# Direction
Could you give the data below again, exactly and completely?

# Collected data
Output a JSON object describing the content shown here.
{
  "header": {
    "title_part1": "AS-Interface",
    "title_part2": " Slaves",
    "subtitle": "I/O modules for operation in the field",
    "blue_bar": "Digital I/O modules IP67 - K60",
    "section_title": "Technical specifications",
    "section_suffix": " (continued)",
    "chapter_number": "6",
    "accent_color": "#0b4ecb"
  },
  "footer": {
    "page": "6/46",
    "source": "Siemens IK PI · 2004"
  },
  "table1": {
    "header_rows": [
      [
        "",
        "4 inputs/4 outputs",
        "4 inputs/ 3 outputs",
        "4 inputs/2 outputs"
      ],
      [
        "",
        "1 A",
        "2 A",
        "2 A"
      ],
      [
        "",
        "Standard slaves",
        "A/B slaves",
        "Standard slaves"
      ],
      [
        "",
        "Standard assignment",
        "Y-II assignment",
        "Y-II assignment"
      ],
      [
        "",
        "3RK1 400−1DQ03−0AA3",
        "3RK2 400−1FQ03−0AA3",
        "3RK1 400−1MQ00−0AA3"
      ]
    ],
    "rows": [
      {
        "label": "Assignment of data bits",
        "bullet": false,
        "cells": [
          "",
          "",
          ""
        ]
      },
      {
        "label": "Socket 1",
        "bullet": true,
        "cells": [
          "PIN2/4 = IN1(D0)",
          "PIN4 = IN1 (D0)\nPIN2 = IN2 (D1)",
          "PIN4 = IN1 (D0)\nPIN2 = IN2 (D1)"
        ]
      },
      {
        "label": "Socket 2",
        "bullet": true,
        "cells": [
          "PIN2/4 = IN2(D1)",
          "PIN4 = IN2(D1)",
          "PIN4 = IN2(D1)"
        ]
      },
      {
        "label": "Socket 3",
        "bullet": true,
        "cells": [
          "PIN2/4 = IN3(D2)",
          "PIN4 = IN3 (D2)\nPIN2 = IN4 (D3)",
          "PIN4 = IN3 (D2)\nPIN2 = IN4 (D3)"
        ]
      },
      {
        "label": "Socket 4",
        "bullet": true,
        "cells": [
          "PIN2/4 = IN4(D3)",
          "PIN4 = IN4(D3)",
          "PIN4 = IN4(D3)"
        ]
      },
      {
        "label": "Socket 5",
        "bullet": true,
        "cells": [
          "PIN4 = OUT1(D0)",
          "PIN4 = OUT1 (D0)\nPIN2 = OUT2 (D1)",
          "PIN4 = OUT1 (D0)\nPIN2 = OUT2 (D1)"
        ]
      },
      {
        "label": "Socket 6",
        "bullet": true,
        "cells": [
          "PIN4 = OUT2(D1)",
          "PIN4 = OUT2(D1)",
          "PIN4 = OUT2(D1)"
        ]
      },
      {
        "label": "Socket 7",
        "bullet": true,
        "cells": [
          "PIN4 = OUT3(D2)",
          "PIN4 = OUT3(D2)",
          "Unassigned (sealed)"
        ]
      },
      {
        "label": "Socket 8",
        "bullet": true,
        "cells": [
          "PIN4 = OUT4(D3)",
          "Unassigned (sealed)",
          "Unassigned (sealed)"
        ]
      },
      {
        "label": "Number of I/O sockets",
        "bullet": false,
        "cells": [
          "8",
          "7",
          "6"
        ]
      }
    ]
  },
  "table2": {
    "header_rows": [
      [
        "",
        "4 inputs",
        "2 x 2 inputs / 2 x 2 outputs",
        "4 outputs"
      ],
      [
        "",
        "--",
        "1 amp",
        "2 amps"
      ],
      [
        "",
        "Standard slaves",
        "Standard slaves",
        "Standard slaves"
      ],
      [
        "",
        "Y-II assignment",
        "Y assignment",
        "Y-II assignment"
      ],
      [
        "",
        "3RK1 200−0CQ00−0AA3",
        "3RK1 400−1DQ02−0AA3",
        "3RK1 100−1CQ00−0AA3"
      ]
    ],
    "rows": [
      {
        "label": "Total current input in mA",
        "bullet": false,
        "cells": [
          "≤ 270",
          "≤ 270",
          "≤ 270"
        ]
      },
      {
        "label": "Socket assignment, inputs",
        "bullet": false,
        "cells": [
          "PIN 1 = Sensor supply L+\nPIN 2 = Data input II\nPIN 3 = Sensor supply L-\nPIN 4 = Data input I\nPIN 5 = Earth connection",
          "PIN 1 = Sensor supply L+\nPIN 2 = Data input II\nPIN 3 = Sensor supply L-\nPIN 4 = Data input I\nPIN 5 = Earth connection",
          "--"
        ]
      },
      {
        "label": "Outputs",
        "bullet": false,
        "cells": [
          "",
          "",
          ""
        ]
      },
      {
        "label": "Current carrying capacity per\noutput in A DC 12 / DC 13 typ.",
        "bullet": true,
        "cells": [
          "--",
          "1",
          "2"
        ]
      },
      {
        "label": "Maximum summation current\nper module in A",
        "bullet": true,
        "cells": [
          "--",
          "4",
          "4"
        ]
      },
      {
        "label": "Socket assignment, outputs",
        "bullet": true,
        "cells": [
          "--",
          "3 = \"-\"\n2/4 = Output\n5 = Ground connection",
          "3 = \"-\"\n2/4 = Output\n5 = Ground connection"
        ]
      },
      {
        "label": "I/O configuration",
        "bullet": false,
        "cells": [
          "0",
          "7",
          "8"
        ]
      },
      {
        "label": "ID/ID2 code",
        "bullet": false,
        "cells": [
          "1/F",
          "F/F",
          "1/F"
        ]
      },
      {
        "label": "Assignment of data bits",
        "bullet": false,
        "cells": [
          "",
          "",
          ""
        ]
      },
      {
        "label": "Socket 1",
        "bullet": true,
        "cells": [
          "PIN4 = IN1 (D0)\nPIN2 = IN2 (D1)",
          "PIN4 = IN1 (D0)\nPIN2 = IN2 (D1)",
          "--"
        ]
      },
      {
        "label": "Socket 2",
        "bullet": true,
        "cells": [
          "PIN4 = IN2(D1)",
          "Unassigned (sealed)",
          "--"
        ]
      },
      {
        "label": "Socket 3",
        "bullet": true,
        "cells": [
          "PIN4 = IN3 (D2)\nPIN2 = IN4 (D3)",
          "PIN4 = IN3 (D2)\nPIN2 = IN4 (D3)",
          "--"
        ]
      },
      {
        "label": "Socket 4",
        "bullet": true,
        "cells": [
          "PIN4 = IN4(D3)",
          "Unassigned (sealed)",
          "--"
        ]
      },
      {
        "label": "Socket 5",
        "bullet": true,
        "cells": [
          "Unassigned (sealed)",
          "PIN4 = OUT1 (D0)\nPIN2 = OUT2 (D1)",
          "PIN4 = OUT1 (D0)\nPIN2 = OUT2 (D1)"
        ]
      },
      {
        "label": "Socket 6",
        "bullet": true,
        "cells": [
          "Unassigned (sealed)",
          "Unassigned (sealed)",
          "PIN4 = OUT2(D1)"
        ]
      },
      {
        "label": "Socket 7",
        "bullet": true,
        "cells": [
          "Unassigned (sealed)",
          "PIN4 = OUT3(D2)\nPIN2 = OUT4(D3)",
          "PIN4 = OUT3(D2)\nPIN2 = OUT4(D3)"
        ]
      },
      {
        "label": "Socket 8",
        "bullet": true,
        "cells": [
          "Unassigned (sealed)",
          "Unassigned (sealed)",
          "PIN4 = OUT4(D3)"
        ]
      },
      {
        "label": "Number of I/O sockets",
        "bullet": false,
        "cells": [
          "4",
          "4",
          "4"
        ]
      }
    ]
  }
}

# Exercise response
Output a JSON object describing the content shown here.
{
  "header": {
    "title_part1": "AS-Interface",
    "title_part2": " Slaves",
    "subtitle": "I/O modules for operation in the field",
    "blue_bar": "Digital I/O modules IP67 - K60",
    "section_title": "Technical specifications",
    "section_suffix": " (continued)",
    "chapter_number": "6",
    "accent_color": "#0b4ecb"
  },
  "footer": {
    "page": "6/46",
    "source": "Siemens IK PI · 2004"
  },
  "table1": {
    "header_rows": [
      [
        "",
        "4 inputs/4 outputs",
        "4 inputs/ 3 outputs",
        "4 inputs/2 outputs"
      ],
      [
        "",
        "1 A",
        "2 A",
        "2 A"
      ],
      [
        "",
        "Standard slaves",
        "A/B slaves",
        "Standard slaves"
      ],
      [
        "",
        "Standard assignment",
        "Y-II assignment",
        "Y-II assignment"
      ],
      [
        "",
        "3RK1 400−1DQ03−0AA3",
        "3RK2 400−1FQ03−0AA3",
        "3RK1 400−1MQ00−0AA3"
      ]
    ],
    "rows": [
      {
        "label": "Assignment of data bits",
        "bullet": false,
        "cells": [
          "",
          "",
          ""
        ]
      },
      {
        "label": "Socket 1",
        "bullet": true,
        "cells": [
          "PIN2/4 = IN1(D0)",
          "PIN4 = IN1 (D0)\nPIN2 = IN2 (D1)",
          "PIN4 = IN1 (D0)\nPIN2 = IN2 (D1)"
        ]
      },
      {
        "label": "Socket 2",
        "bullet": true,
        "cells": [
          "PIN2/4 = IN2(D1)",
          "PIN4 = IN2(D1)",
          "PIN4 = IN2(D1)"
        ]
      },
      {
        "label": "Socket 3",
        "bullet": true,
        "cells": [
          "PIN2/4 = IN3(D2)",
          "PIN4 = IN3 (D2)\nPIN2 = IN4 (D3)",
          "PIN4 = IN3 (D2)\nPIN2 = IN4 (D3)"
        ]
      },
      {
        "label": "Socket 4",
        "bullet": true,
        "cells": [
          "PIN2/4 = IN4(D3)",
          "PIN4 = IN4(D3)",
          "PIN4 = IN4(D3)"
        ]
      },
      {
        "label": "Socket 5",
        "bullet": true,
        "cells": [
          "PIN4 = OUT1(D0)",
          "PIN4 = OUT1 (D0)\nPIN2 = OUT2 (D1)",
          "PIN4 = OUT1 (D0)\nPIN2 = OUT2 (D1)"
        ]
      },
      {
        "label": "Socket 6",
        "bullet": true,
        "cells": [
          "PIN4 = OUT2(D1)",
          "PIN4 = OUT2(D1)",
          "PIN4 = OUT2(D1)"
        ]
      },
      {
        "label": "Socket 7",
        "bullet": true,
        "cells": [
          "PIN4 = OUT3(D2)",
          "PIN4 = OUT3(D2)",
          "Unassigned (sealed)"
        ]
      },
      {
        "label": "Socket 8",
        "bullet": true,
        "cells": [
          "PIN4 = OUT4(D3)",
          "Unassigned (sealed)",
          "Unassigned (sealed)"
        ]
      },
      {
        "label": "Number of I/O sockets",
        "bullet": false,
        "cells": [
          "8",
          "7",
          "6"
        ]
      }
    ]
  },
  "table2": {
    "header_rows": [
      [
        "",
        "4 inputs",
        "2 x 2 inputs / 2 x 2 outputs",
        "4 outputs"
      ],
      [
        "",
        "--",
        "1 amp",
        "2 amps"
      ],
      [
        "",
        "Standard slaves",
        "Standard slaves",
        "Standard slaves"
      ],
      [
        "",
        "Y-II assignment",
        "Y assignment",
        "Y-II assignment"
      ],
      [
        "",
        "3RK1 200−0CQ00−0AA3",
        "3RK1 400−1DQ02−0AA3",
        "3RK1 100−1CQ00−0AA3"
      ]
    ],
    "rows": [
      {
        "label": "Total current input in mA",
        "bullet": false,
        "cells": [
          "≤ 270",
          "≤ 270",
          "≤ 270"
        ]
      },
      {
        "label": "Socket assignment, inputs",
        "bullet": false,
        "cells": [
          "PIN 1 = Sensor supply L+\nPIN 2 = Data input II\nPIN 3 = Sensor supply L-\nPIN 4 = Data input I\nPIN 5 = Earth connection",
          "PIN 1 = Sensor supply L+\nPIN 2 = Data input II\nPIN 3 = Sensor supply L-\nPIN 4 = Data input I\nPIN 5 = Earth connection",
          "--"
        ]
      },
      {
        "label": "Outputs",
        "bullet": false,
        "cells": [
          "",
          "",
          ""
        ]
      },
      {
        "label": "Current carrying capacity per\noutput in A DC 12 / DC 13 typ.",
        "bullet": true,
        "cells": [
          "--",
          "1",
          "2"
        ]
      },
      {
        "label": "Maximum summation current\nper module in A",
        "bullet": true,
        "cells": [
          "--",
          "4",
          "4"
        ]
      },
      {
        "label": "Socket assignment, outputs",
        "bullet": true,
        "cells": [
          "--",
          "3 = \"-\"\n2/4 = Output\n5 = Ground connection",
          "3 = \"-\"\n2/4 = Output\n5 = Ground connection"
        ]
      },
      {
        "label": "I/O configuration",
        "bullet": false,
        "cells": [
          "0",
          "7",
          "8"
        ]
      },
      {
        "label": "ID/ID2 code",
        "bullet": false,
        "cells": [
          "1/F",
          "F/F",
          "1/F"
        ]
      },
      {
        "label": "Assignment of data bits",
        "bullet": false,
        "cells": [
          "",
          "",
          ""
        ]
      },
      {
        "label": "Socket 1",
        "bullet": true,
        "cells": [
          "PIN4 = IN1 (D0)\nPIN2 = IN2 (D1)",
          "PIN4 = IN1 (D0)\nPIN2 = IN2 (D1)",
          "--"
        ]
      },
      {
        "label": "Socket 2",
        "bullet": true,
        "cells": [
          "PIN4 = IN2(D1)",
          "Unassigned (sealed)",
          "--"
        ]
      },
      {
        "label": "Socket 3",
        "bullet": true,
        "cells": [
          "PIN4 = IN3 (D2)\nPIN2 = IN4 (D3)",
          "PIN4 = IN3 (D2)\nPIN2 = IN4 (D3)",
          "--"
        ]
      },
      {
        "label": "Socket 4",
        "bullet": true,
        "cells": [
          "PIN4 = IN4(D3)",
          "Unassigned (sealed)",
          "--"
        ]
      },
      {
        "label": "Socket 5",
        "bullet": true,
        "cells": [
          "Unassigned (sealed)",
          "PIN4 = OUT1 (D0)\nPIN2 = OUT2 (D1)",
          "PIN4 = OUT1 (D0)\nPIN2 = OUT2 (D1)"
        ]
      },
      {
        "label": "Socket 6",
        "bullet": true,
        "cells": [
          "Unassigned (sealed)",
          "Unassigned (sealed)",
          "PIN4 = OUT2(D1)"
        ]
      },
      {
        "label": "Socket 7",
        "bullet": true,
        "cells": [
          "Unassigned (sealed)",
          "PIN4 = OUT3(D2)\nPIN2 = OUT4(D3)",
          "PIN4 = OUT3(D2)\nPIN2 = OUT4(D3)"
        ]
      },
      {
        "label": "Socket 8",
        "bullet": true,
        "cells": [
          "Unassigned (sealed)",
          "Unassigned (sealed)",
          "PIN4 = OUT4(D3)"
        ]
      },
      {
        "label": "Number of I/O sockets",
        "bullet": false,
        "cells": [
          "4",
          "4",
          "4"
        ]
      }
    ]
  }
}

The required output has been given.